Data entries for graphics
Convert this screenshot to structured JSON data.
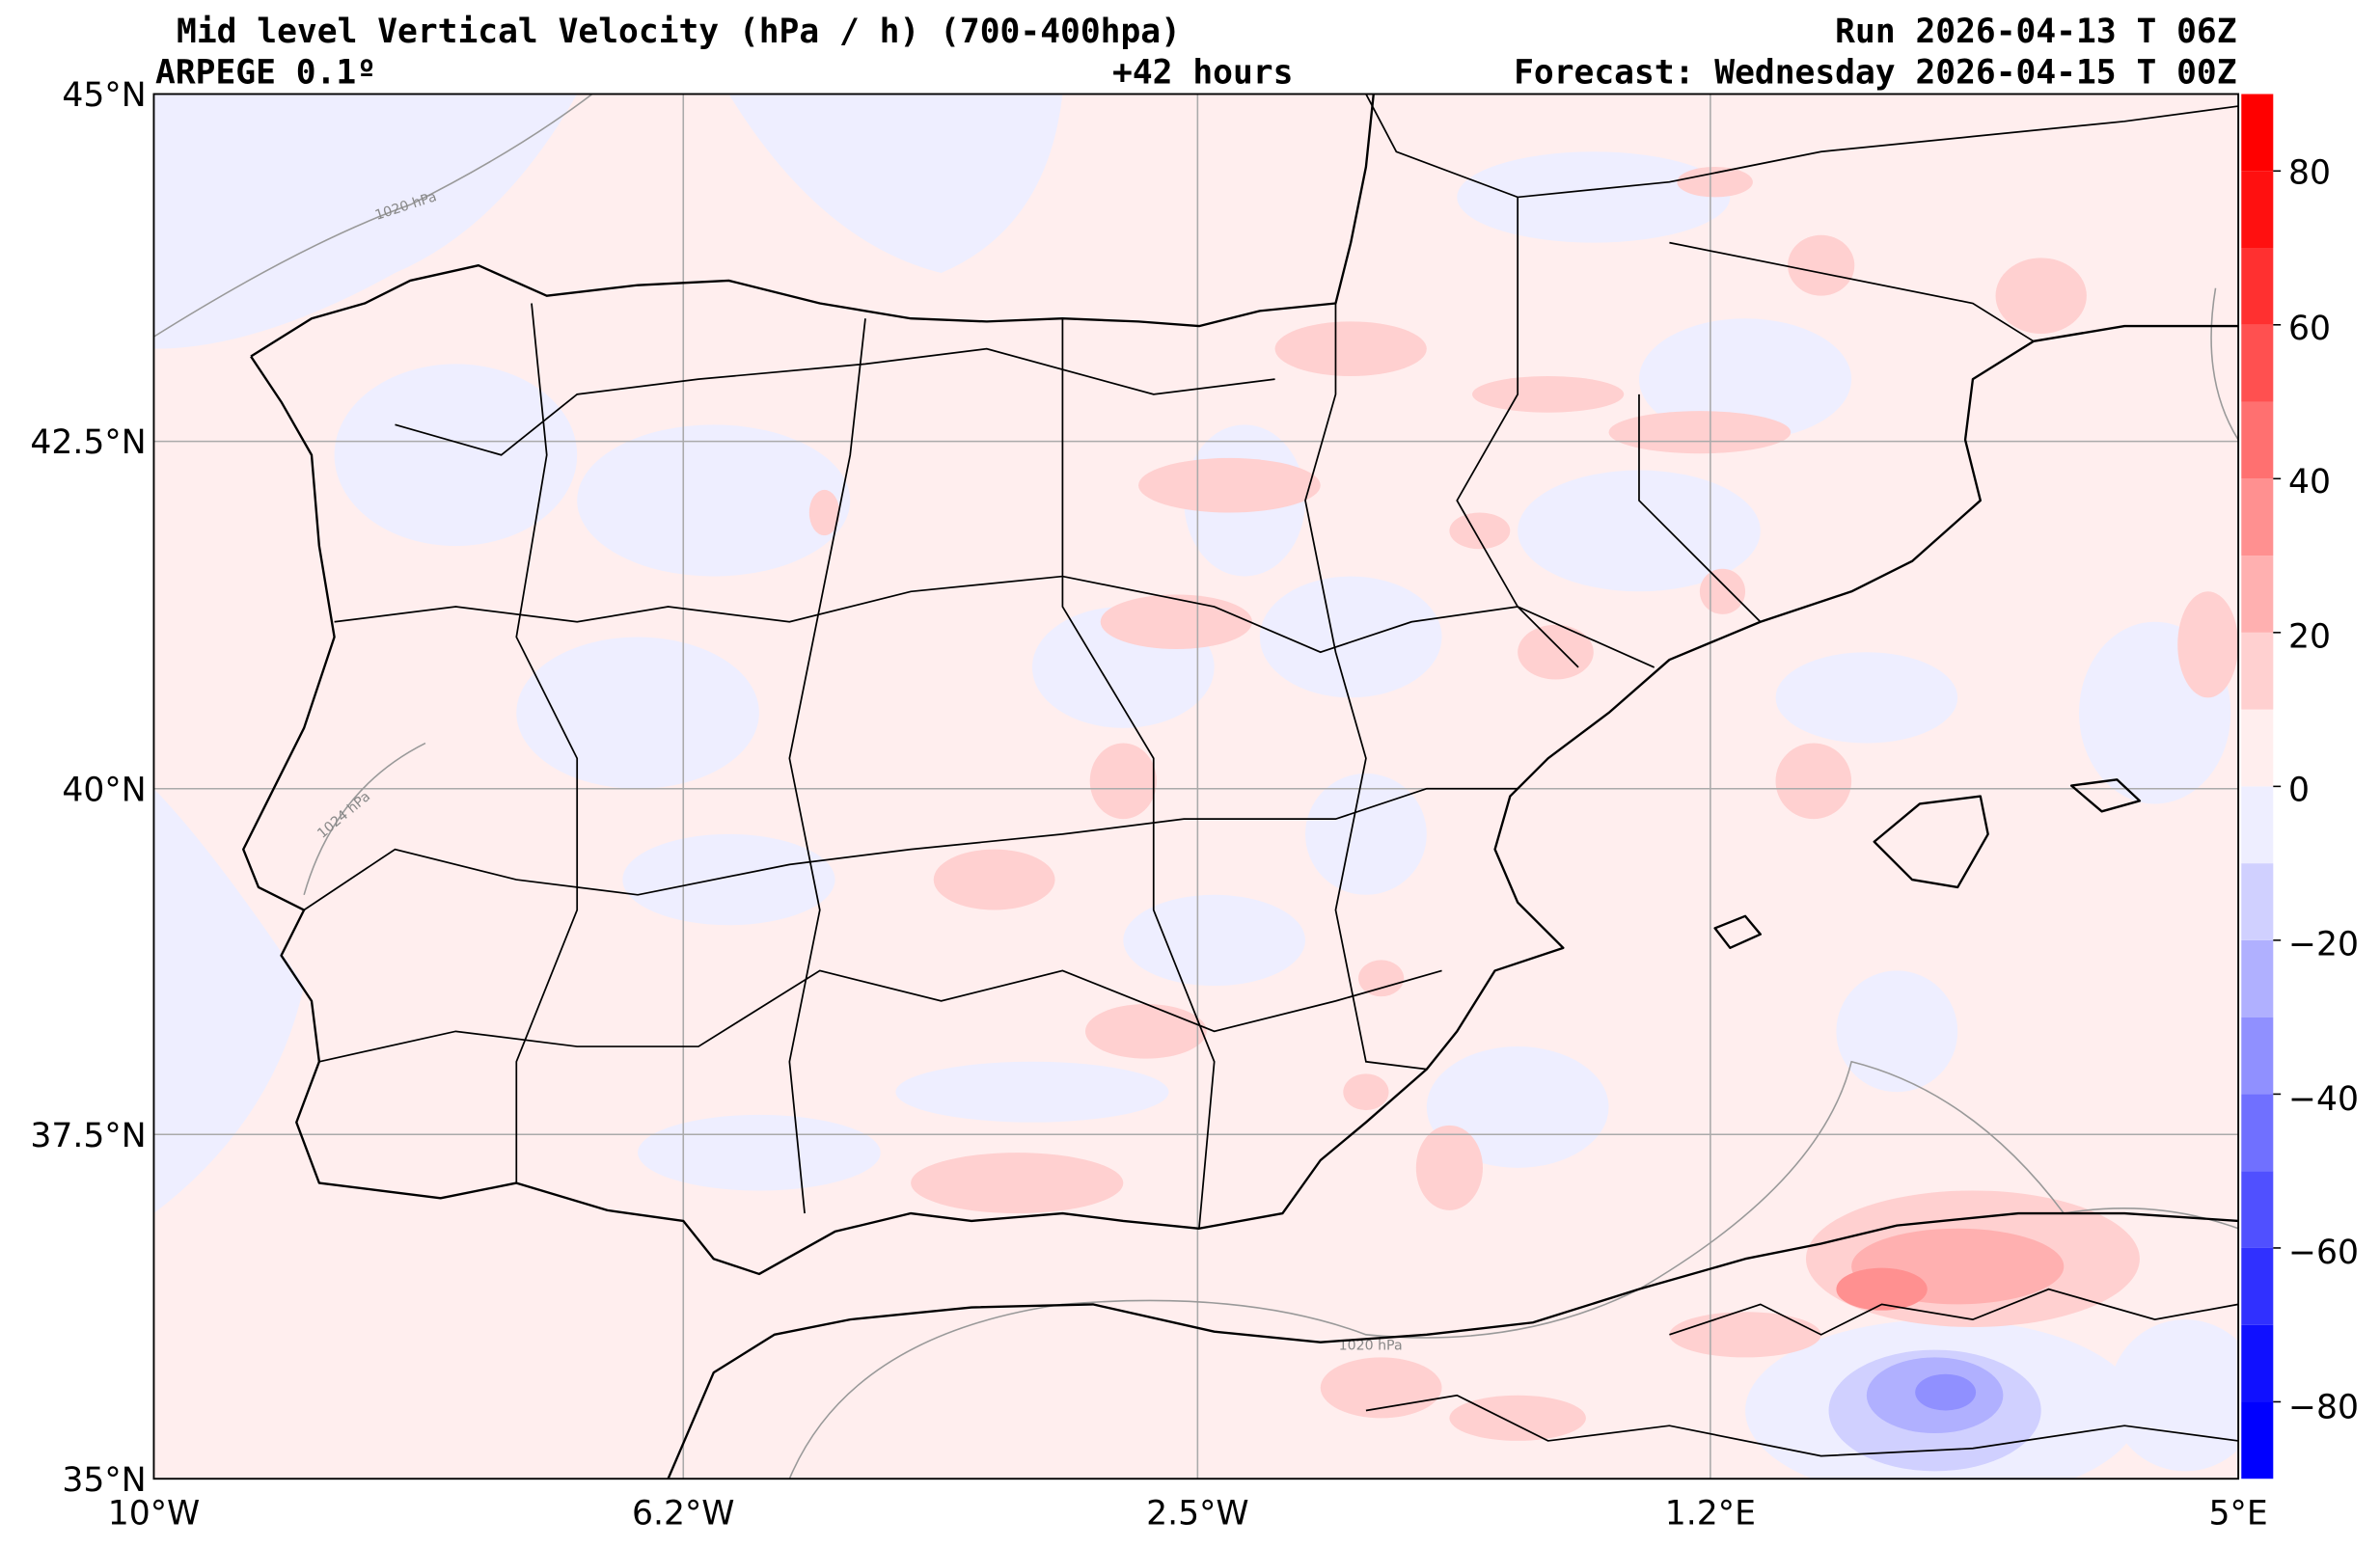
{
  "header": {
    "title": "Mid level Vertical Velocity (hPa / h)  (700-400hpa)",
    "run": "Run 2026-04-13 T 06Z",
    "model": "ARPEGE 0.1º",
    "lead": "+42 hours",
    "forecast": "Forecast: Wednesday 2026-04-15 T 00Z"
  },
  "axes": {
    "lat_labels": [
      "45°N",
      "42.5°N",
      "40°N",
      "37.5°N",
      "35°N"
    ],
    "lon_labels": [
      "10°W",
      "6.2°W",
      "2.5°W",
      "1.2°E",
      "5°E"
    ]
  },
  "colorbar": {
    "levels": [
      -90,
      -80,
      -70,
      -60,
      -50,
      -40,
      -30,
      -20,
      -10,
      0,
      10,
      20,
      30,
      40,
      50,
      60,
      70,
      80,
      90
    ],
    "colors": [
      "#0000ff",
      "#1010ff",
      "#3030ff",
      "#5050ff",
      "#7070ff",
      "#9090ff",
      "#b0b0ff",
      "#d0d0ff",
      "#eeeeff",
      "#ffeeee",
      "#ffd0d0",
      "#ffb0b0",
      "#ff9090",
      "#ff7070",
      "#ff5050",
      "#ff3030",
      "#ff1010",
      "#ff0000"
    ],
    "tick_labels": [
      "80",
      "60",
      "40",
      "20",
      "0",
      "−20",
      "−40",
      "−60",
      "−80"
    ]
  },
  "contour_labels": [
    "1020 hPa",
    "1024 hPa",
    "1020 hPa"
  ]
}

#### Exercise:
Write out the listing word for word, omitting the pictures it holds.

#### Written answer:
Convert this screenshot to structured JSON data.
{
  "header": {
    "title": "Mid level Vertical Velocity (hPa / h)  (700-400hpa)",
    "run": "Run 2026-04-13 T 06Z",
    "model": "ARPEGE 0.1º",
    "lead": "+42 hours",
    "forecast": "Forecast: Wednesday 2026-04-15 T 00Z"
  },
  "axes": {
    "lat_labels": [
      "45°N",
      "42.5°N",
      "40°N",
      "37.5°N",
      "35°N"
    ],
    "lon_labels": [
      "10°W",
      "6.2°W",
      "2.5°W",
      "1.2°E",
      "5°E"
    ]
  },
  "colorbar": {
    "levels": [
      -90,
      -80,
      -70,
      -60,
      -50,
      -40,
      -30,
      -20,
      -10,
      0,
      10,
      20,
      30,
      40,
      50,
      60,
      70,
      80,
      90
    ],
    "colors": [
      "#0000ff",
      "#1010ff",
      "#3030ff",
      "#5050ff",
      "#7070ff",
      "#9090ff",
      "#b0b0ff",
      "#d0d0ff",
      "#eeeeff",
      "#ffeeee",
      "#ffd0d0",
      "#ffb0b0",
      "#ff9090",
      "#ff7070",
      "#ff5050",
      "#ff3030",
      "#ff1010",
      "#ff0000"
    ],
    "tick_labels": [
      "80",
      "60",
      "40",
      "20",
      "0",
      "−20",
      "−40",
      "−60",
      "−80"
    ]
  },
  "contour_labels": [
    "1020 hPa",
    "1024 hPa",
    "1020 hPa"
  ]
}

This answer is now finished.